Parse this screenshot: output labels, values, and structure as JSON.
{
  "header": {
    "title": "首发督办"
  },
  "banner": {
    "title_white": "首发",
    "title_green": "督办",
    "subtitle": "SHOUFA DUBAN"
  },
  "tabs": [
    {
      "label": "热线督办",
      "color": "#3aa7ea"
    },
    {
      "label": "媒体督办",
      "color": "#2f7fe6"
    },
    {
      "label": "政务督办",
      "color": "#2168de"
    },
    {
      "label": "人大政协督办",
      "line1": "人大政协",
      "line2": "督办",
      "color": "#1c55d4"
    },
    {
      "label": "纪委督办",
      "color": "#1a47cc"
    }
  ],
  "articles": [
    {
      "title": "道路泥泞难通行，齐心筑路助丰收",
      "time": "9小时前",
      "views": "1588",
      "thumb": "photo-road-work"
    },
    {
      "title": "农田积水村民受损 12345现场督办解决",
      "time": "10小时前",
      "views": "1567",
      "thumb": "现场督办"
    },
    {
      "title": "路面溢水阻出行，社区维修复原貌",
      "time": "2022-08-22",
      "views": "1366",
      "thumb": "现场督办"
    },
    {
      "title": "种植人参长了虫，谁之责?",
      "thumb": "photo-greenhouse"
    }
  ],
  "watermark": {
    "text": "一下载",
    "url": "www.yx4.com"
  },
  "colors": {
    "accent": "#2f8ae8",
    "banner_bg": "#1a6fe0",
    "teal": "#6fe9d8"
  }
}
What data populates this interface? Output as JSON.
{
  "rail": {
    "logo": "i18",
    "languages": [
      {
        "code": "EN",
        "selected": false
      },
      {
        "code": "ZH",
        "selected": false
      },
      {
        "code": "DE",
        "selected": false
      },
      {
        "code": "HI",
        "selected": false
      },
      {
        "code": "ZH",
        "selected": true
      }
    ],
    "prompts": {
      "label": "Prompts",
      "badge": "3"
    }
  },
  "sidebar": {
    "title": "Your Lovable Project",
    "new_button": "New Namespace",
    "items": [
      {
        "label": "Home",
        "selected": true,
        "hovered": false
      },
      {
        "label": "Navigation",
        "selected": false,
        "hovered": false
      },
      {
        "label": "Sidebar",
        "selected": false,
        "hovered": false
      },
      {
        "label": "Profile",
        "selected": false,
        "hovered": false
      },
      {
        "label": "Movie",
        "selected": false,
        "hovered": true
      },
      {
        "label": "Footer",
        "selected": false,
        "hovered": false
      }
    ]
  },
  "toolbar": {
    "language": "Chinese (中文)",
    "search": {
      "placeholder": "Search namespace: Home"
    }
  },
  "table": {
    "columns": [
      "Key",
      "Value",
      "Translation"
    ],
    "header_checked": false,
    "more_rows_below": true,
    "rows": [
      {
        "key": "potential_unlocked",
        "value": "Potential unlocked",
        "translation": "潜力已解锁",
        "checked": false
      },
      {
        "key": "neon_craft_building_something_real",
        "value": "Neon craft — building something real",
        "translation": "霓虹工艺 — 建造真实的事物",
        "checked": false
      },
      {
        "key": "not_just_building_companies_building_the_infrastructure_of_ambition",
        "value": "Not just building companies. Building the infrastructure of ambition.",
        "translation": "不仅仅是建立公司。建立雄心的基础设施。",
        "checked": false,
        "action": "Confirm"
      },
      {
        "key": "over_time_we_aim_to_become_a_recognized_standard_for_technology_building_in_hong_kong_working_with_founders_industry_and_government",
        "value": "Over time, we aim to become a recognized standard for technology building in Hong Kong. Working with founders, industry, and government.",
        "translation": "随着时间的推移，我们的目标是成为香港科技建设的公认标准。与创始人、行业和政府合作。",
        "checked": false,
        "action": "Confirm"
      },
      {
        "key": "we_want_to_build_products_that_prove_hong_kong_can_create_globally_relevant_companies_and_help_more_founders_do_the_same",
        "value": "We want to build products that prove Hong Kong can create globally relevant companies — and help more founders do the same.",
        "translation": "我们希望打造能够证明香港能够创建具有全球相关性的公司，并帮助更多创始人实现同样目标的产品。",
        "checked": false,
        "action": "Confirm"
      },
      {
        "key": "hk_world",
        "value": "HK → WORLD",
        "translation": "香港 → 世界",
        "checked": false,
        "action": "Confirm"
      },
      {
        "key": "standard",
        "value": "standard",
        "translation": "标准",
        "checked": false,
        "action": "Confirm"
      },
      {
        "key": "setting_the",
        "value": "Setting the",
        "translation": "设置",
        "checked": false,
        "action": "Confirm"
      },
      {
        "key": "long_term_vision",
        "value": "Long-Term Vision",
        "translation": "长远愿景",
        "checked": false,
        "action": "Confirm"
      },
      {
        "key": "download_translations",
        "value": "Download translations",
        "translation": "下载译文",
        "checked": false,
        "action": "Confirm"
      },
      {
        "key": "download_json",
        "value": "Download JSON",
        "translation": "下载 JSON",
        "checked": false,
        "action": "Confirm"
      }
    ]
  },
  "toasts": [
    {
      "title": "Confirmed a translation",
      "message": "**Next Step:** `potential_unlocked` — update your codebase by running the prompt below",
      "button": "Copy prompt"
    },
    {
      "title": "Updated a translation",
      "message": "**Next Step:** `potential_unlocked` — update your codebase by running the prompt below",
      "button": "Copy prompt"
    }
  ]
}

:::

What you need to do:
Repeat the material word for word, in full.

Exercise result:
Parse this screenshot: output labels, values, and structure as JSON.
{
  "header": {
    "title": "首发督办"
  },
  "banner": {
    "title_white": "首发",
    "title_green": "督办",
    "subtitle": "SHOUFA DUBAN"
  },
  "tabs": [
    {
      "label": "热线督办",
      "color": "#3aa7ea"
    },
    {
      "label": "媒体督办",
      "color": "#2f7fe6"
    },
    {
      "label": "政务督办",
      "color": "#2168de"
    },
    {
      "label": "人大政协督办",
      "line1": "人大政协",
      "line2": "督办",
      "color": "#1c55d4"
    },
    {
      "label": "纪委督办",
      "color": "#1a47cc"
    }
  ],
  "articles": [
    {
      "title": "道路泥泞难通行，齐心筑路助丰收",
      "time": "9小时前",
      "views": "1588",
      "thumb": "photo-road-work"
    },
    {
      "title": "农田积水村民受损 12345现场督办解决",
      "time": "10小时前",
      "views": "1567",
      "thumb": "现场督办"
    },
    {
      "title": "路面溢水阻出行，社区维修复原貌",
      "time": "2022-08-22",
      "views": "1366",
      "thumb": "现场督办"
    },
    {
      "title": "种植人参长了虫，谁之责?",
      "thumb": "photo-greenhouse"
    }
  ],
  "watermark": {
    "text": "一下载",
    "url": "www.yx4.com"
  },
  "colors": {
    "accent": "#2f8ae8",
    "banner_bg": "#1a6fe0",
    "teal": "#6fe9d8"
  }
}
What data populates this interface? Output as JSON.
{
  "rail": {
    "logo": "i18",
    "languages": [
      {
        "code": "EN",
        "selected": false
      },
      {
        "code": "ZH",
        "selected": false
      },
      {
        "code": "DE",
        "selected": false
      },
      {
        "code": "HI",
        "selected": false
      },
      {
        "code": "ZH",
        "selected": true
      }
    ],
    "prompts": {
      "label": "Prompts",
      "badge": "3"
    }
  },
  "sidebar": {
    "title": "Your Lovable Project",
    "new_button": "New Namespace",
    "items": [
      {
        "label": "Home",
        "selected": true,
        "hovered": false
      },
      {
        "label": "Navigation",
        "selected": false,
        "hovered": false
      },
      {
        "label": "Sidebar",
        "selected": false,
        "hovered": false
      },
      {
        "label": "Profile",
        "selected": false,
        "hovered": false
      },
      {
        "label": "Movie",
        "selected": false,
        "hovered": true
      },
      {
        "label": "Footer",
        "selected": false,
        "hovered": false
      }
    ]
  },
  "toolbar": {
    "language": "Chinese (中文)",
    "search": {
      "placeholder": "Search namespace: Home"
    }
  },
  "table": {
    "columns": [
      "Key",
      "Value",
      "Translation"
    ],
    "header_checked": false,
    "more_rows_below": true,
    "rows": [
      {
        "key": "potential_unlocked",
        "value": "Potential unlocked",
        "translation": "潜力已解锁",
        "checked": false
      },
      {
        "key": "neon_craft_building_something_real",
        "value": "Neon craft — building something real",
        "translation": "霓虹工艺 — 建造真实的事物",
        "checked": false
      },
      {
        "key": "not_just_building_companies_building_the_infrastructure_of_ambition",
        "value": "Not just building companies. Building the infrastructure of ambition.",
        "translation": "不仅仅是建立公司。建立雄心的基础设施。",
        "checked": false,
        "action": "Confirm"
      },
      {
        "key": "over_time_we_aim_to_become_a_recognized_standard_for_technology_building_in_hong_kong_working_with_founders_industry_and_government",
        "value": "Over time, we aim to become a recognized standard for technology building in Hong Kong. Working with founders, industry, and government.",
        "translation": "随着时间的推移，我们的目标是成为香港科技建设的公认标准。与创始人、行业和政府合作。",
        "checked": false,
        "action": "Confirm"
      },
      {
        "key": "we_want_to_build_products_that_prove_hong_kong_can_create_globally_relevant_companies_and_help_more_founders_do_the_same",
        "value": "We want to build products that prove Hong Kong can create globally relevant companies — and help more founders do the same.",
        "translation": "我们希望打造能够证明香港能够创建具有全球相关性的公司，并帮助更多创始人实现同样目标的产品。",
        "checked": false,
        "action": "Confirm"
      },
      {
        "key": "hk_world",
        "value": "HK → WORLD",
        "translation": "香港 → 世界",
        "checked": false,
        "action": "Confirm"
      },
      {
        "key": "standard",
        "value": "standard",
        "translation": "标准",
        "checked": false,
        "action": "Confirm"
      },
      {
        "key": "setting_the",
        "value": "Setting the",
        "translation": "设置",
        "checked": false,
        "action": "Confirm"
      },
      {
        "key": "long_term_vision",
        "value": "Long-Term Vision",
        "translation": "长远愿景",
        "checked": false,
        "action": "Confirm"
      },
      {
        "key": "download_translations",
        "value": "Download translations",
        "translation": "下载译文",
        "checked": false,
        "action": "Confirm"
      },
      {
        "key": "download_json",
        "value": "Download JSON",
        "translation": "下载 JSON",
        "checked": false,
        "action": "Confirm"
      }
    ]
  },
  "toasts": [
    {
      "title": "Confirmed a translation",
      "message": "**Next Step:** `potential_unlocked` — update your codebase by running the prompt below",
      "button": "Copy prompt"
    },
    {
      "title": "Updated a translation",
      "message": "**Next Step:** `potential_unlocked` — update your codebase by running the prompt below",
      "button": "Copy prompt"
    }
  ]
}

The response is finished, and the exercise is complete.